→ **SHORT TASK**
Retype the lines of data starting with the line that contains "time-field[interactable]: 2:09 pm" and going on through the line that contains "tab-measures[interactable]: Measures [596, 273, 684, 306]", both included, reproducing them exactly.

##############################

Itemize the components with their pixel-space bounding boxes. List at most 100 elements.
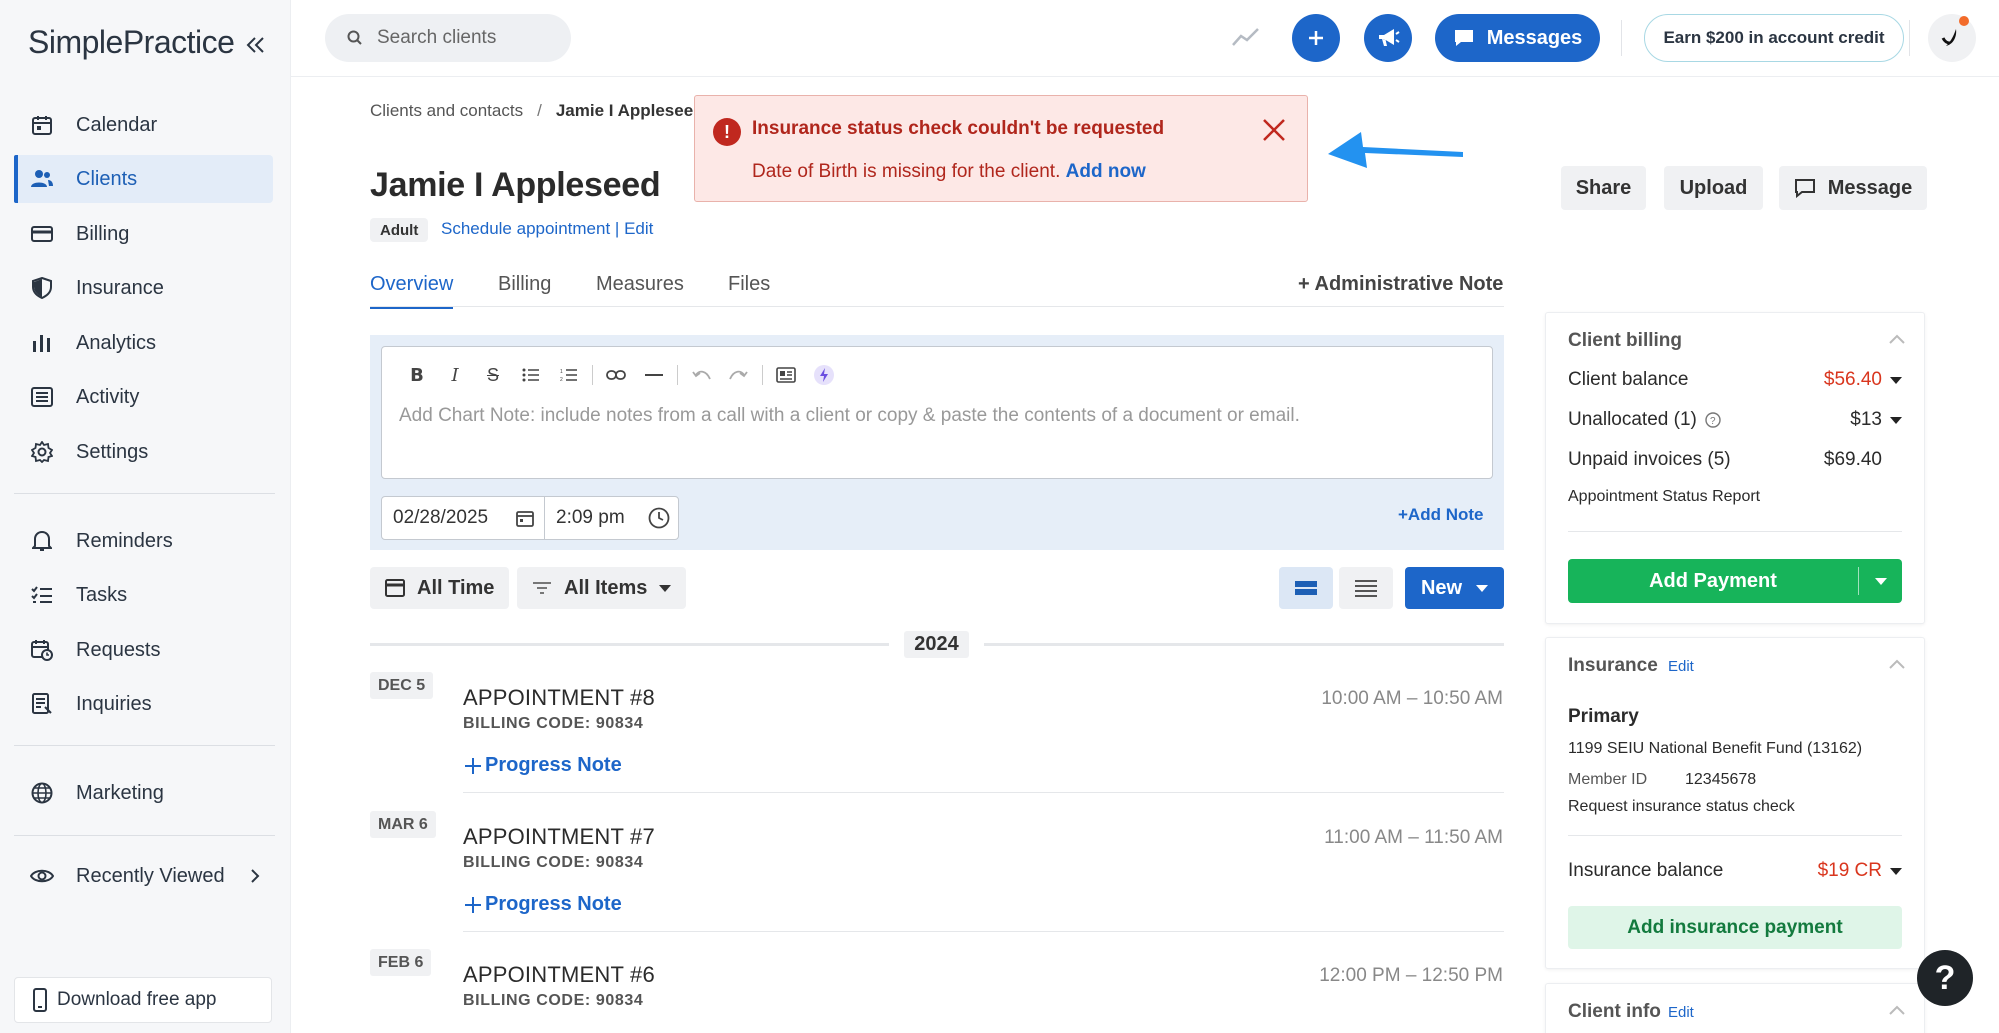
time-field[interactable]: 2:09 pm [545, 497, 678, 539]
panel-divider [1568, 835, 1902, 836]
help-circle-icon: ? [1705, 412, 1721, 428]
expanded-view-button[interactable] [1279, 567, 1333, 609]
compact-view-icon [1355, 580, 1377, 597]
time-filter-button[interactable]: All Time [370, 567, 510, 609]
sidebar-item-tasks[interactable]: Tasks [14, 571, 273, 619]
topbar-divider [1909, 20, 1910, 56]
bullet-list-icon[interactable] [512, 361, 550, 389]
horizontal-rule-icon[interactable] [635, 361, 673, 389]
add-button[interactable] [1292, 14, 1340, 62]
date-field[interactable]: 02/28/2025 [382, 497, 545, 539]
error-icon: ! [713, 118, 741, 146]
request-insurance-status-link[interactable]: Request insurance status check [1568, 798, 1795, 816]
add-now-link[interactable]: Add now [1066, 161, 1146, 182]
chevron-up-icon[interactable] [1888, 333, 1906, 345]
unallocated[interactable]: $13 [1850, 409, 1902, 431]
clock-icon [648, 507, 670, 529]
users-icon [30, 167, 54, 191]
age-badge: Adult [370, 218, 429, 242]
add-progress-note-button[interactable]: Progress Note [463, 893, 622, 916]
sidebar-item-analytics[interactable]: Analytics [14, 319, 273, 367]
tab-measures[interactable]: Measures [596, 273, 684, 306]
id-card-icon[interactable] [767, 361, 805, 389]
tab-overview[interactable]: Overview [370, 273, 454, 309]
italic-icon[interactable]: I [436, 361, 474, 389]
alert-message: Date of Birth is missing for the client.… [752, 161, 1146, 183]
sidebar-item-activity[interactable]: Activity [14, 373, 273, 421]
time-value: 2:09 pm [556, 507, 625, 528]
time-filter-label: All Time [417, 576, 495, 599]
add-payment-dropdown[interactable] [1859, 559, 1902, 603]
share-button[interactable]: Share [1561, 166, 1646, 210]
appointment-title[interactable]: APPOINTMENT #7 [463, 824, 655, 850]
sidebar-item-requests[interactable]: Requests [14, 626, 273, 674]
undo-icon[interactable] [682, 361, 720, 389]
double-chevron-left-icon [246, 37, 264, 53]
add-progress-note-button[interactable]: Progress Note [463, 754, 622, 777]
ai-assist-icon[interactable] [805, 361, 843, 389]
help-button[interactable]: ? [1917, 950, 1973, 1006]
strikethrough-icon[interactable]: S [474, 361, 512, 389]
sidebar-item-insurance[interactable]: Insurance [14, 264, 273, 312]
year-label: 2024 [889, 630, 984, 658]
appointment-status-report-link[interactable]: Appointment Status Report [1568, 488, 1760, 506]
appointment-title[interactable]: APPOINTMENT #8 [463, 685, 655, 711]
new-button[interactable]: New [1405, 567, 1504, 609]
trend-icon[interactable] [1231, 26, 1261, 48]
client-balance[interactable]: $56.40 [1824, 369, 1902, 391]
edit-client-link[interactable]: Edit [624, 219, 653, 238]
announcements-button[interactable] [1364, 14, 1412, 62]
sidebar-item-reminders[interactable]: Reminders [14, 517, 273, 565]
messages-button[interactable]: Messages [1435, 14, 1600, 62]
upload-button[interactable]: Upload [1664, 166, 1763, 210]
items-filter-button[interactable]: All Items [517, 567, 687, 609]
topbar-divider [1621, 20, 1622, 56]
svg-text:1: 1 [560, 369, 563, 375]
sidebar-item-billing[interactable]: Billing [14, 210, 273, 258]
bold-icon[interactable]: B [398, 361, 436, 389]
sidebar-item-marketing[interactable]: Marketing [14, 769, 273, 817]
client-info-panel: Client info Edit [1545, 983, 1925, 1033]
search-bar[interactable] [325, 14, 571, 62]
expanded-view-icon [1295, 581, 1317, 595]
add-payment-label[interactable]: Add Payment [1568, 559, 1858, 603]
sidebar-item-settings[interactable]: Settings [14, 428, 273, 476]
schedule-appointment-link[interactable]: Schedule appointment [441, 219, 610, 238]
collapse-sidebar-button[interactable] [243, 32, 269, 58]
add-note-button[interactable]: +Add Note [1398, 505, 1483, 525]
compact-view-button[interactable] [1339, 567, 1393, 609]
administrative-note-button[interactable]: + Administrative Note [1298, 273, 1503, 296]
tab-billing[interactable]: Billing [498, 273, 551, 306]
sidebar-item-inquiries[interactable]: Inquiries [14, 680, 273, 728]
unallocated-link[interactable]: Unallocated (1) ? [1568, 409, 1721, 431]
close-alert-button[interactable] [1260, 116, 1288, 144]
redo-icon[interactable] [720, 361, 758, 389]
sidebar-item-label: Reminders [76, 529, 173, 552]
insurance-balance[interactable]: $19 CR [1818, 860, 1902, 882]
appointment-title[interactable]: APPOINTMENT #6 [463, 962, 655, 988]
tab-divider [370, 306, 1504, 307]
sidebar-item-calendar[interactable]: Calendar [14, 101, 273, 149]
chevron-up-icon[interactable] [1888, 1004, 1906, 1016]
chart-note-editor[interactable]: B I S 12 Add Chart Note: include notes f… [381, 346, 1493, 479]
add-insurance-payment-button[interactable]: Add insurance payment [1568, 906, 1902, 949]
plus-icon [465, 896, 481, 913]
search-input[interactable] [377, 27, 557, 49]
client-info-title: Client info [1568, 1001, 1661, 1022]
earn-credit-button[interactable]: Earn $200 in account credit [1644, 14, 1904, 62]
sidebar-item-clients[interactable]: Clients [14, 155, 273, 203]
appointment-date: MAR 6 [370, 811, 436, 838]
numbered-list-icon[interactable]: 12 [550, 361, 588, 389]
chevron-up-icon[interactable] [1888, 658, 1906, 670]
alert-message-text: Date of Birth is missing for the client. [752, 161, 1061, 182]
edit-client-info-link[interactable]: Edit [1668, 1004, 1694, 1021]
link-icon[interactable] [597, 361, 635, 389]
tab-files[interactable]: Files [728, 273, 770, 306]
sidebar-item-recently-viewed[interactable]: Recently Viewed [14, 852, 273, 900]
message-button[interactable]: Message [1779, 166, 1927, 210]
breadcrumb-parent[interactable]: Clients and contacts [370, 101, 523, 120]
edit-insurance-link[interactable]: Edit [1668, 658, 1694, 675]
download-app-button[interactable]: Download free app [14, 977, 272, 1023]
unpaid-invoices-link[interactable]: Unpaid invoices (5) [1568, 449, 1731, 471]
sidebar-item-label: Insurance [76, 276, 164, 299]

##############################

→ **TASK RESPONSE**
time-field[interactable]: 2:09 pm [545, 497, 678, 539]
panel-divider [1568, 835, 1902, 836]
help-circle-icon: ? [1705, 412, 1721, 428]
expanded-view-button[interactable] [1279, 567, 1333, 609]
compact-view-icon [1355, 580, 1377, 597]
time-filter-button[interactable]: All Time [370, 567, 510, 609]
sidebar-item-tasks[interactable]: Tasks [14, 571, 273, 619]
topbar-divider [1909, 20, 1910, 56]
bullet-list-icon[interactable] [512, 361, 550, 389]
horizontal-rule-icon[interactable] [635, 361, 673, 389]
add-button[interactable] [1292, 14, 1340, 62]
date-field[interactable]: 02/28/2025 [382, 497, 545, 539]
error-icon: ! [713, 118, 741, 146]
request-insurance-status-link[interactable]: Request insurance status check [1568, 798, 1795, 816]
add-now-link[interactable]: Add now [1066, 161, 1146, 182]
chevron-up-icon[interactable] [1888, 333, 1906, 345]
unallocated[interactable]: $13 [1850, 409, 1902, 431]
clock-icon [648, 507, 670, 529]
users-icon [30, 167, 54, 191]
age-badge: Adult [370, 218, 429, 242]
add-progress-note-button[interactable]: Progress Note [463, 893, 622, 916]
sidebar-item-analytics[interactable]: Analytics [14, 319, 273, 367]
tab-measures[interactable]: Measures [596, 273, 684, 306]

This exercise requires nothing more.